Task statement: Answer with one number only: the number of lines that contain "document".

Records shown:

^^^^^^^^

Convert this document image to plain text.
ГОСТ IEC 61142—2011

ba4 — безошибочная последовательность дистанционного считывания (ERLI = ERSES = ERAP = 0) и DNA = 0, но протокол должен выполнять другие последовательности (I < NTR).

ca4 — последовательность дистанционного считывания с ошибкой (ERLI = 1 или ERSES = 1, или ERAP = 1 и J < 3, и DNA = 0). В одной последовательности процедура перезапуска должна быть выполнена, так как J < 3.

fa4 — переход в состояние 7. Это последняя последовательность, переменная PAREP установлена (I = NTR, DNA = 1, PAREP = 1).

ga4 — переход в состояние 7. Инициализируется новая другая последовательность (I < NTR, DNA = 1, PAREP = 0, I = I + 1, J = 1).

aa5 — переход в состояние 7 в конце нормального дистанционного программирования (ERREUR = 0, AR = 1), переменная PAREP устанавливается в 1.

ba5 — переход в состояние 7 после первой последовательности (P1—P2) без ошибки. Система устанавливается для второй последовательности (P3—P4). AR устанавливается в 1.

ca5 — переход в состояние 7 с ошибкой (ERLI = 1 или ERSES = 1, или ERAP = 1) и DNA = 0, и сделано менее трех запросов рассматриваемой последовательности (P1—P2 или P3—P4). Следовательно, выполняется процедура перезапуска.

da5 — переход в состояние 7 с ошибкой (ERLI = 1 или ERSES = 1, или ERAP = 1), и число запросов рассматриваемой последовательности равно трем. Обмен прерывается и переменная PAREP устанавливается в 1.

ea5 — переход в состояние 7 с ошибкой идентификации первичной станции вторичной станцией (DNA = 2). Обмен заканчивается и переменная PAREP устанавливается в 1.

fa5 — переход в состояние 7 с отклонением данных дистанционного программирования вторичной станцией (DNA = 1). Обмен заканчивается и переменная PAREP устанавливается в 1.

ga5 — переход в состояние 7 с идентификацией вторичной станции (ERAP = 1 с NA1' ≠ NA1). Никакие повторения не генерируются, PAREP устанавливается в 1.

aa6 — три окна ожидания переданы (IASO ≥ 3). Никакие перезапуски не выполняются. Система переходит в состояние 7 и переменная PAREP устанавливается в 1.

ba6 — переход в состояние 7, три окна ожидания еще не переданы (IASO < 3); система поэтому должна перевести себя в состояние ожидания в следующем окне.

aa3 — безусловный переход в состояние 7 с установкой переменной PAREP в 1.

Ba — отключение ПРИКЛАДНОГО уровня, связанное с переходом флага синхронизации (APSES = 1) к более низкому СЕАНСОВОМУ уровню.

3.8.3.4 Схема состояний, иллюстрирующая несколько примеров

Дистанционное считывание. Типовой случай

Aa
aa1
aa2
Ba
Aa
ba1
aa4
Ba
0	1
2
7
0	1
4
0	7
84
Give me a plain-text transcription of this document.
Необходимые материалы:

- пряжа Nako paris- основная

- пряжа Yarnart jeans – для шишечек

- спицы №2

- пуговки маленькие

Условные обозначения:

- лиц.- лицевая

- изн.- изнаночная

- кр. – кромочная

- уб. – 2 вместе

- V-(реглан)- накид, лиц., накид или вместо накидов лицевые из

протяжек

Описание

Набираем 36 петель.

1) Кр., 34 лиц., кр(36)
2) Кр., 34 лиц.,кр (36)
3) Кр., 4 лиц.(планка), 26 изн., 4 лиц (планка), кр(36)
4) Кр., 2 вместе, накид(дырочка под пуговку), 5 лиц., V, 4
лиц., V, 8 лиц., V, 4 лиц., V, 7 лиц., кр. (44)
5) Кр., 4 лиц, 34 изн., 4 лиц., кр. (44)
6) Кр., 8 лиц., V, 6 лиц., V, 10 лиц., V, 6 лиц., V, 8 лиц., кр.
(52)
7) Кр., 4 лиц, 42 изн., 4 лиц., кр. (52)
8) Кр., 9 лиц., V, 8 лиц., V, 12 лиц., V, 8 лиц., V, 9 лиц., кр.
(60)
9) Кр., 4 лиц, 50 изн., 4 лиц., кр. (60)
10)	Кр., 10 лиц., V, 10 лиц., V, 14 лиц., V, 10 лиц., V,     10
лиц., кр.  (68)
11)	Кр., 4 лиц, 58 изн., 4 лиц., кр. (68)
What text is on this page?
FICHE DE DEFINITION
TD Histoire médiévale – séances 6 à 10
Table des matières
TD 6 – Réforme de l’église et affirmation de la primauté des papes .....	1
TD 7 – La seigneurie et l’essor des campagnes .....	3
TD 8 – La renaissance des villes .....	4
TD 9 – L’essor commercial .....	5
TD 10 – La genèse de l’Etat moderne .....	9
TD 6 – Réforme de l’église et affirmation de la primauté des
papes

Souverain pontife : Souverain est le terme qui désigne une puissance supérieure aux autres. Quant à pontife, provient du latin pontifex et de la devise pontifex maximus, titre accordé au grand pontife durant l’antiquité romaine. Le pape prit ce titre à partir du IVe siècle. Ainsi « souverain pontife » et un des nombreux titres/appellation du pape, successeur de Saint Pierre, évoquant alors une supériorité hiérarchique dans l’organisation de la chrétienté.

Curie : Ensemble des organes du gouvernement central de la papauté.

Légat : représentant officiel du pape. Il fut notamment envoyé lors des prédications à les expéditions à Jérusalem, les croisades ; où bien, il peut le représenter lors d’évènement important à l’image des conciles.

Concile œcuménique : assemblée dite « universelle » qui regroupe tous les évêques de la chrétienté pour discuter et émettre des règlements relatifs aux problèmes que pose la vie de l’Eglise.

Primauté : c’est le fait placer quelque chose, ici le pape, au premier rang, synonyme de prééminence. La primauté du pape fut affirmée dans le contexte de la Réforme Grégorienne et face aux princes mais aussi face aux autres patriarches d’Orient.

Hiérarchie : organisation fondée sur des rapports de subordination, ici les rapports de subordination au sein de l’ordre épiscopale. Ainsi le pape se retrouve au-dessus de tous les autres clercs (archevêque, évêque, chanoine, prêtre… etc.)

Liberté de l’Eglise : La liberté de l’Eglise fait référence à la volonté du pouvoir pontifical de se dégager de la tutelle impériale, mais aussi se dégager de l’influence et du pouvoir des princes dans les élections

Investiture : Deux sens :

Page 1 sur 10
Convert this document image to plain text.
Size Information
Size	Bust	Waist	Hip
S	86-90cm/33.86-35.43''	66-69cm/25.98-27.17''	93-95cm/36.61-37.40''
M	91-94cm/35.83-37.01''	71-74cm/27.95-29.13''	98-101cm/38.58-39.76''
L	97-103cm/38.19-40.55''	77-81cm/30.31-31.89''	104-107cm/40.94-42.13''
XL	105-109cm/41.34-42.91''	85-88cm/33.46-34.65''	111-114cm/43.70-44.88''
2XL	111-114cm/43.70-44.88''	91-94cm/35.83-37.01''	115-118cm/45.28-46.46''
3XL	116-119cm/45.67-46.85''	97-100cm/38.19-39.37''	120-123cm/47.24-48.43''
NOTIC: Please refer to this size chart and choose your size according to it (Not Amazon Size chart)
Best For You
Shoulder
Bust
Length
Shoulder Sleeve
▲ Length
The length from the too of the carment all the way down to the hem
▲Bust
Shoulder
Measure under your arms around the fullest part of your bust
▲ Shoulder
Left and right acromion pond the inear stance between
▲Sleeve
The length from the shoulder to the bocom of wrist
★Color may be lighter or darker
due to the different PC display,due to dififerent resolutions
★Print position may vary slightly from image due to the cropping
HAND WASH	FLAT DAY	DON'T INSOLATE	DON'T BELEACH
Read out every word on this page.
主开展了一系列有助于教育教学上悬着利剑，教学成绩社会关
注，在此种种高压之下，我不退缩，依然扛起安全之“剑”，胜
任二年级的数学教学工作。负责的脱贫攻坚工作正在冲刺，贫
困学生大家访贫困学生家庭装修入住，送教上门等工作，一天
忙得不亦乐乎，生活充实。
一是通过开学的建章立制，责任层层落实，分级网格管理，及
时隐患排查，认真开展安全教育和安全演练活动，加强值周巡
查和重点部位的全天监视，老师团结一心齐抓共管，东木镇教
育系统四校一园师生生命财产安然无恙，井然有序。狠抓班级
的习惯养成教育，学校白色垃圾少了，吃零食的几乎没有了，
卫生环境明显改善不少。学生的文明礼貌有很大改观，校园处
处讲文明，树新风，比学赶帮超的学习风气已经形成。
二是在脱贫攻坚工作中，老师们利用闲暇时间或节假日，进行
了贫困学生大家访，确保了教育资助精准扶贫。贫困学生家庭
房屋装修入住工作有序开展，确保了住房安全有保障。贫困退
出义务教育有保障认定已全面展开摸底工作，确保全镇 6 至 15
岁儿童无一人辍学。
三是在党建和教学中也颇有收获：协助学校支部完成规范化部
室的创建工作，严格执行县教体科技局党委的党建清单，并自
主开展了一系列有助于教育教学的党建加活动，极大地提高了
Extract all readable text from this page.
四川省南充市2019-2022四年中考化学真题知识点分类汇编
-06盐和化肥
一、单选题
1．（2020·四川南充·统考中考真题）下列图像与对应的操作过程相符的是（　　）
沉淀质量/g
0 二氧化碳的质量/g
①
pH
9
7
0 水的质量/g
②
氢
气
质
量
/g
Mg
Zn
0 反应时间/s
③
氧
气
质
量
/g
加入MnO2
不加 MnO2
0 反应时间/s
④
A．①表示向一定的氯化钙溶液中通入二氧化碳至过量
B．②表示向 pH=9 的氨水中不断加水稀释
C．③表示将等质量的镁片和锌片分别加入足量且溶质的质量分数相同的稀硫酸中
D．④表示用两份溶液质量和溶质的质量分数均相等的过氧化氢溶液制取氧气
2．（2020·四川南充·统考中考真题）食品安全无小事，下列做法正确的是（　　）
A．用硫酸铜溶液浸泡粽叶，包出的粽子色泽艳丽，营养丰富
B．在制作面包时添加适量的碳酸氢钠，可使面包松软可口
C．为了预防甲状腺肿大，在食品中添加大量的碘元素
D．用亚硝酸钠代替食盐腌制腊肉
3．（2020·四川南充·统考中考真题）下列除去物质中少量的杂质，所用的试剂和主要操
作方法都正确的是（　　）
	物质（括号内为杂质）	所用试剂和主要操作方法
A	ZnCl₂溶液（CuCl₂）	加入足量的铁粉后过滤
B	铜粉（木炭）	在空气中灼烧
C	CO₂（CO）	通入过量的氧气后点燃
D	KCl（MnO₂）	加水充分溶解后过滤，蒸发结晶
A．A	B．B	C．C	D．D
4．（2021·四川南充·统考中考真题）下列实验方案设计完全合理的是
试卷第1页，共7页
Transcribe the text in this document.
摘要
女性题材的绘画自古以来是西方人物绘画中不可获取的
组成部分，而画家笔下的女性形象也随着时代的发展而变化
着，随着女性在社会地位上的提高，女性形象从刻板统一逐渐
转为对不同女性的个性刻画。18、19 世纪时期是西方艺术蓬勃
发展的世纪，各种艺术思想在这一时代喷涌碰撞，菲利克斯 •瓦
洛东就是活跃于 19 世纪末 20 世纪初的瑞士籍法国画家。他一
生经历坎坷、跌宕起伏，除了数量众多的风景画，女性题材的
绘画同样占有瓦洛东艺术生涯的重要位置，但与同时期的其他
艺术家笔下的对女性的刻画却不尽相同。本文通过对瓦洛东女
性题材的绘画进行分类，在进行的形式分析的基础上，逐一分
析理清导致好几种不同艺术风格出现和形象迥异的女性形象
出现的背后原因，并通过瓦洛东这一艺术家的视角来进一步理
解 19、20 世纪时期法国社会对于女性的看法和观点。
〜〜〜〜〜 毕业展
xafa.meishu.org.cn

^^^^^^^^

Solution: 4